--- Begin Dataset entries ---

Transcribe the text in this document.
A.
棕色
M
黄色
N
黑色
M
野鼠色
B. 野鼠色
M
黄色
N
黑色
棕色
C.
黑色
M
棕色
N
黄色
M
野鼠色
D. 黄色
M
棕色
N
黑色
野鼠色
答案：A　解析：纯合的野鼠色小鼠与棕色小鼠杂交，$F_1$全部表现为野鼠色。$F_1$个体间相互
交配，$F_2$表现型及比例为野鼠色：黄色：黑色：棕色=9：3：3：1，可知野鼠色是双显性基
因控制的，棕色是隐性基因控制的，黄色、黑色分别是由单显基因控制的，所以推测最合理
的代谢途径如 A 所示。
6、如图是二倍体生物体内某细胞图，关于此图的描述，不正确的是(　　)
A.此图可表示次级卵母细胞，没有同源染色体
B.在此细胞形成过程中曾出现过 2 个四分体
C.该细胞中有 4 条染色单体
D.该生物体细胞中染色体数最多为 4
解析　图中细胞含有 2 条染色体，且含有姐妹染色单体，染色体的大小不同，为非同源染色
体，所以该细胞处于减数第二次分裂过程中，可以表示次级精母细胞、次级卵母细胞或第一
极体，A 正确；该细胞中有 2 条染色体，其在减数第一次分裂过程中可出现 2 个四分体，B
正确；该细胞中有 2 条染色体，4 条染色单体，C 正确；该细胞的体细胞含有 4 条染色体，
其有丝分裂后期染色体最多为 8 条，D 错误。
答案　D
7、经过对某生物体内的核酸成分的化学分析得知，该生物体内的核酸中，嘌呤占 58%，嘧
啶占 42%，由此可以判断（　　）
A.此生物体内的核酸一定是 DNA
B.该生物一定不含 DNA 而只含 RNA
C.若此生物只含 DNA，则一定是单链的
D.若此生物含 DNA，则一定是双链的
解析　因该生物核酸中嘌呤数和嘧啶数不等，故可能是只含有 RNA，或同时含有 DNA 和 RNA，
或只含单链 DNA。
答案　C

--- End Dataset entries ---

Each line with the string "条染色单体" in it needs to be found and copied.

• Task solution:
C.该细胞中有 4 条染色单体
正确；该细胞中有 2 条染色体，4 条染色单体，C 正确；该细胞的体细胞含有 4 条染色体，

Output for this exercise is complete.